### GOAL OF THE EXERCISE
Reply with one number: the count of lines in the listing that contain the string "Firefox".

• • • • • • •

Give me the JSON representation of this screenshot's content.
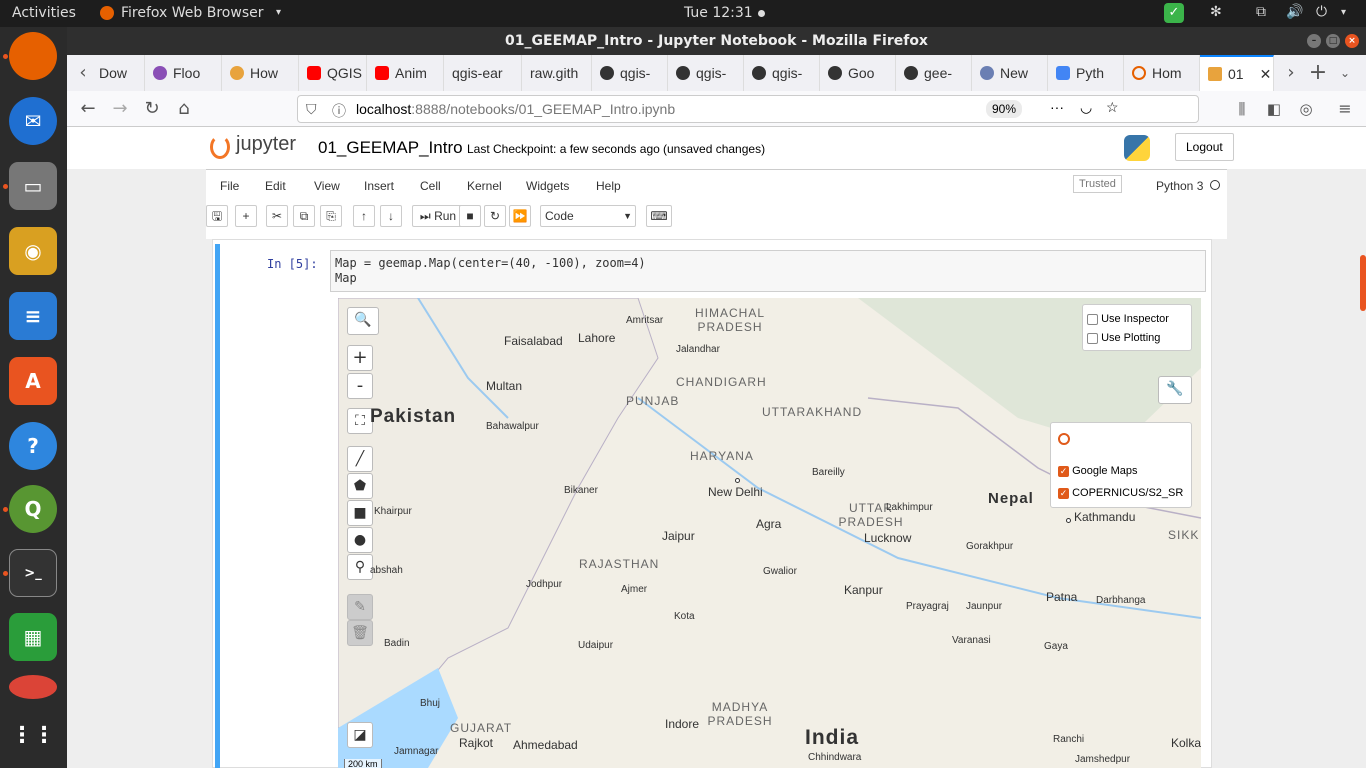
{
  "topbar": {
    "activities": "Activities",
    "app": "Firefox Web Browser",
    "clock": "Tue 12:31"
  },
  "window": {
    "title": "01_GEEMAP_Intro - Jupyter Notebook - Mozilla Firefox"
  },
  "tabs": [
    "Dow",
    "Floo",
    "How",
    "QGIS",
    "Anim",
    "qgis-ear",
    "raw.gith",
    "qgis-",
    "qgis-",
    "qgis-",
    "Goo",
    "gee-",
    "New",
    "Pyth",
    "Hom",
    "01"
  ],
  "url": {
    "host": "localhost",
    "path": ":8888/notebooks/01_GEEMAP_Intro.ipynb",
    "zoom": "90%"
  },
  "jupyter": {
    "logo": "jupyter",
    "name": "01_GEEMAP_Intro",
    "checkpoint": "Last Checkpoint: a few seconds ago",
    "unsaved": "(unsaved changes)",
    "logout": "Logout",
    "trusted": "Trusted",
    "kernel": "Python 3"
  },
  "menu": [
    "File",
    "Edit",
    "View",
    "Insert",
    "Cell",
    "Kernel",
    "Widgets",
    "Help"
  ],
  "toolbar": {
    "run": "Run",
    "celltype": "Code"
  },
  "cell": {
    "prompt": "In [5]:",
    "line1": "Map = geemap.Map(center=(40, -100), zoom=4)",
    "line2": "Map"
  },
  "map": {
    "inspector": "Use Inspector",
    "plotting": "Use Plotting",
    "layers": [
      "Google Maps",
      "COPERNICUS/S2_SR"
    ],
    "scale": "200 km",
    "labels": {
      "pakistan": "Pakistan",
      "india": "India",
      "nepal": "Nepal",
      "punjab": "PUNJAB",
      "himachal": "HIMACHAL PRADESH",
      "haryana": "HARYANA",
      "uttarakhand": "UTTARAKHAND",
      "chandigarh": "CHANDIGARH",
      "rajasthan": "RAJASTHAN",
      "uttarpradesh": "UTTAR PRADESH",
      "madhya": "MADHYA PRADESH",
      "gujarat": "GUJARAT",
      "sikkim": "SIKK",
      "faisalabad": "Faisalabad",
      "lahore": "Lahore",
      "amritsar": "Amritsar",
      "jalandhar": "Jalandhar",
      "multan": "Multan",
      "bahawalpur": "Bahawalpur",
      "newdelhi": "New Delhi",
      "bikaner": "Bikaner",
      "bareilly": "Bareilly",
      "lakhimpur": "Lakhimpur",
      "khairpur": "Khairpur",
      "agra": "Agra",
      "jaipur": "Jaipur",
      "lucknow": "Lucknow",
      "kathmandu": "Kathmandu",
      "gorakhpur": "Gorakhpur",
      "gwalior": "Gwalior",
      "jodhpur": "Jodhpur",
      "ajmer": "Ajmer",
      "kanpur": "Kanpur",
      "prayagraj": "Prayagraj",
      "jaunpur": "Jaunpur",
      "patna": "Patna",
      "darbhanga": "Darbhanga",
      "kota": "Kota",
      "varanasi": "Varanasi",
      "udaipur": "Udaipur",
      "gaya": "Gaya",
      "badin": "Badin",
      "bhuj": "Bhuj",
      "indore": "Indore",
      "rajkot": "Rajkot",
      "ahmedabad": "Ahmedabad",
      "jamnagar": "Jamnagar",
      "ranchi": "Ranchi",
      "chhindwara": "Chhindwara",
      "jamshedpur": "Jamshedpur",
      "kolkata": "Kolka",
      "abshah": "abshah"
    }
  }
}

• • • • • • •

### RESPONSE
2